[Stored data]
******

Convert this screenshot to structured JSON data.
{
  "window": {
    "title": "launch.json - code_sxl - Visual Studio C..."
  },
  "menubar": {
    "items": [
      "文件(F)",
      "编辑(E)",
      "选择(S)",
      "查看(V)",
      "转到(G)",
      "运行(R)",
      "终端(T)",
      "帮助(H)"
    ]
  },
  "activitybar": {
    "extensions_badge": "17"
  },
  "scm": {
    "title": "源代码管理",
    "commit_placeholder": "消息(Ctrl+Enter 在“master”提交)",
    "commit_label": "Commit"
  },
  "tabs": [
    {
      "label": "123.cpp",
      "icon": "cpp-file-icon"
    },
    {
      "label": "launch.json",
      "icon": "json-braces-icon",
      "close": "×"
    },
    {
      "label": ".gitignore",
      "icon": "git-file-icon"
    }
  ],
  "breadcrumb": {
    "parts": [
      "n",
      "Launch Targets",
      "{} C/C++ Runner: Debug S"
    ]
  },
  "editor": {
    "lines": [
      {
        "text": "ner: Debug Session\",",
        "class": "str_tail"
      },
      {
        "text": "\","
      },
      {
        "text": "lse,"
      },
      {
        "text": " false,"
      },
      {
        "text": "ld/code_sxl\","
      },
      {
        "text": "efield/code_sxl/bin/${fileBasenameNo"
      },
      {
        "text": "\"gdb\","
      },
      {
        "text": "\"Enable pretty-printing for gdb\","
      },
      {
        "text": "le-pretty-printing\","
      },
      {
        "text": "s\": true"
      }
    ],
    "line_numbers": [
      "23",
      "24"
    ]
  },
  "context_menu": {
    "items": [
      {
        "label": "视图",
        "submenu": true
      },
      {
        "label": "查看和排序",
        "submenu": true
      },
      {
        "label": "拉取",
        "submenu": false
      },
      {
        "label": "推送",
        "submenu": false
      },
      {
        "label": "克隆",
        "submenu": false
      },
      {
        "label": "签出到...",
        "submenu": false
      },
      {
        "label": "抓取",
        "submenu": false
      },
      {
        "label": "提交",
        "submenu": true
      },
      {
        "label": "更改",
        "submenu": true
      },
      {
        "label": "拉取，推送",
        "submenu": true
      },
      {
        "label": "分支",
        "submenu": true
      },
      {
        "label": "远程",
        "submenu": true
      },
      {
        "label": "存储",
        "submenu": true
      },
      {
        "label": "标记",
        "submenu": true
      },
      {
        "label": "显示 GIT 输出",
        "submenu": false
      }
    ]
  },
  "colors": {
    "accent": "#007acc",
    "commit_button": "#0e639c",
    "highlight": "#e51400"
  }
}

******

*What to produce*:
Quote the data above in full, changing nothing.

*The answer*:
Convert this screenshot to structured JSON data.
{
  "window": {
    "title": "launch.json - code_sxl - Visual Studio C..."
  },
  "menubar": {
    "items": [
      "文件(F)",
      "编辑(E)",
      "选择(S)",
      "查看(V)",
      "转到(G)",
      "运行(R)",
      "终端(T)",
      "帮助(H)"
    ]
  },
  "activitybar": {
    "extensions_badge": "17"
  },
  "scm": {
    "title": "源代码管理",
    "commit_placeholder": "消息(Ctrl+Enter 在“master”提交)",
    "commit_label": "Commit"
  },
  "tabs": [
    {
      "label": "123.cpp",
      "icon": "cpp-file-icon"
    },
    {
      "label": "launch.json",
      "icon": "json-braces-icon",
      "close": "×"
    },
    {
      "label": ".gitignore",
      "icon": "git-file-icon"
    }
  ],
  "breadcrumb": {
    "parts": [
      "n",
      "Launch Targets",
      "{} C/C++ Runner: Debug S"
    ]
  },
  "editor": {
    "lines": [
      {
        "text": "ner: Debug Session\",",
        "class": "str_tail"
      },
      {
        "text": "\","
      },
      {
        "text": "lse,"
      },
      {
        "text": " false,"
      },
      {
        "text": "ld/code_sxl\","
      },
      {
        "text": "efield/code_sxl/bin/${fileBasenameNo"
      },
      {
        "text": "\"gdb\","
      },
      {
        "text": "\"Enable pretty-printing for gdb\","
      },
      {
        "text": "le-pretty-printing\","
      },
      {
        "text": "s\": true"
      }
    ],
    "line_numbers": [
      "23",
      "24"
    ]
  },
  "context_menu": {
    "items": [
      {
        "label": "视图",
        "submenu": true
      },
      {
        "label": "查看和排序",
        "submenu": true
      },
      {
        "label": "拉取",
        "submenu": false
      },
      {
        "label": "推送",
        "submenu": false
      },
      {
        "label": "克隆",
        "submenu": false
      },
      {
        "label": "签出到...",
        "submenu": false
      },
      {
        "label": "抓取",
        "submenu": false
      },
      {
        "label": "提交",
        "submenu": true
      },
      {
        "label": "更改",
        "submenu": true
      },
      {
        "label": "拉取，推送",
        "submenu": true
      },
      {
        "label": "分支",
        "submenu": true
      },
      {
        "label": "远程",
        "submenu": true
      },
      {
        "label": "存储",
        "submenu": true
      },
      {
        "label": "标记",
        "submenu": true
      },
      {
        "label": "显示 GIT 输出",
        "submenu": false
      }
    ]
  },
  "colors": {
    "accent": "#007acc",
    "commit_button": "#0e639c",
    "highlight": "#e51400"
  }
}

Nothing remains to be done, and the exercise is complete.